* INSTRUCTIONS FOR THE TASK *
Below is a listing; write it out exactly and drop any images from it.

* DATASET RECORDS *
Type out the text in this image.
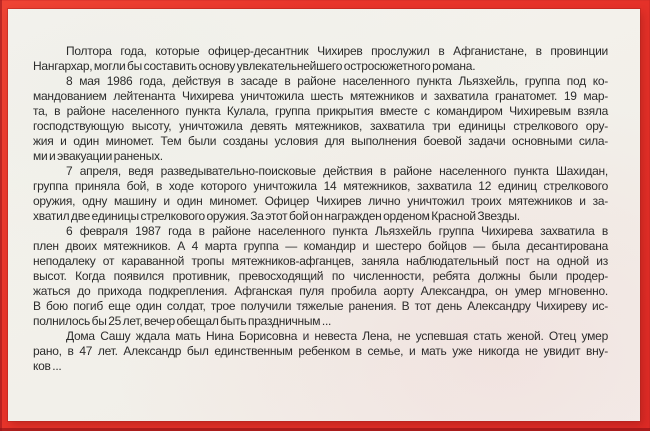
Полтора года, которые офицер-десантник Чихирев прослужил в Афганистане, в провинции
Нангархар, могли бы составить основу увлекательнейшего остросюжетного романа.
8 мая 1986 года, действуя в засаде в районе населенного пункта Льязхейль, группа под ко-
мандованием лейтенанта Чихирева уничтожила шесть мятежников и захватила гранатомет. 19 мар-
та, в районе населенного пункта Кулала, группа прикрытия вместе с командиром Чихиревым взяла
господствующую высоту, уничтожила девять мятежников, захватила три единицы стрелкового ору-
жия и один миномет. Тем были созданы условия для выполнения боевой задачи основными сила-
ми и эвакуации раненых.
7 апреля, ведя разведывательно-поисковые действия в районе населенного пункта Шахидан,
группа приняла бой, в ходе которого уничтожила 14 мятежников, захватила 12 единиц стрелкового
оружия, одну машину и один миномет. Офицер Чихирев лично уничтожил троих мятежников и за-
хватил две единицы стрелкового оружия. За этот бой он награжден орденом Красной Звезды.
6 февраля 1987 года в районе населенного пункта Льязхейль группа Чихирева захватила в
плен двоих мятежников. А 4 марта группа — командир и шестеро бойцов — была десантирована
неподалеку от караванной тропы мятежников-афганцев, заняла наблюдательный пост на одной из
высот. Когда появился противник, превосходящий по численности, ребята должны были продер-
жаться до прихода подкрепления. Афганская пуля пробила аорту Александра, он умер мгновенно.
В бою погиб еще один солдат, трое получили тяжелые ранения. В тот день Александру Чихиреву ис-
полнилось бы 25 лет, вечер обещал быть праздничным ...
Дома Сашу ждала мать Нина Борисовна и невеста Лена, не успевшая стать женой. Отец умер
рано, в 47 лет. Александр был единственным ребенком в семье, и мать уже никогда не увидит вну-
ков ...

* TASK RESULT *
Type out the text in this image.
Полтора года, которые офицер-десантник Чихирев прослужил в Афганистане, в провинции
Нангархар, могли бы составить основу увлекательнейшего остросюжетного романа.
8 мая 1986 года, действуя в засаде в районе населенного пункта Льязхейль, группа под ко-
мандованием лейтенанта Чихирева уничтожила шесть мятежников и захватила гранатомет. 19 мар-
та, в районе населенного пункта Кулала, группа прикрытия вместе с командиром Чихиревым взяла
господствующую высоту, уничтожила девять мятежников, захватила три единицы стрелкового ору-
жия и один миномет. Тем были созданы условия для выполнения боевой задачи основными сила-
ми и эвакуации раненых.
7 апреля, ведя разведывательно-поисковые действия в районе населенного пункта Шахидан,
группа приняла бой, в ходе которого уничтожила 14 мятежников, захватила 12 единиц стрелкового
оружия, одну машину и один миномет. Офицер Чихирев лично уничтожил троих мятежников и за-
хватил две единицы стрелкового оружия. За этот бой он награжден орденом Красной Звезды.
6 февраля 1987 года в районе населенного пункта Льязхейль группа Чихирева захватила в
плен двоих мятежников. А 4 марта группа — командир и шестеро бойцов — была десантирована
неподалеку от караванной тропы мятежников-афганцев, заняла наблюдательный пост на одной из
высот. Когда появился противник, превосходящий по численности, ребята должны были продер-
жаться до прихода подкрепления. Афганская пуля пробила аорту Александра, он умер мгновенно.
В бою погиб еще один солдат, трое получили тяжелые ранения. В тот день Александру Чихиреву ис-
полнилось бы 25 лет, вечер обещал быть праздничным ...
Дома Сашу ждала мать Нина Борисовна и невеста Лена, не успевшая стать женой. Отец умер
рано, в 47 лет. Александр был единственным ребенком в семье, и мать уже никогда не увидит вну-
ков ...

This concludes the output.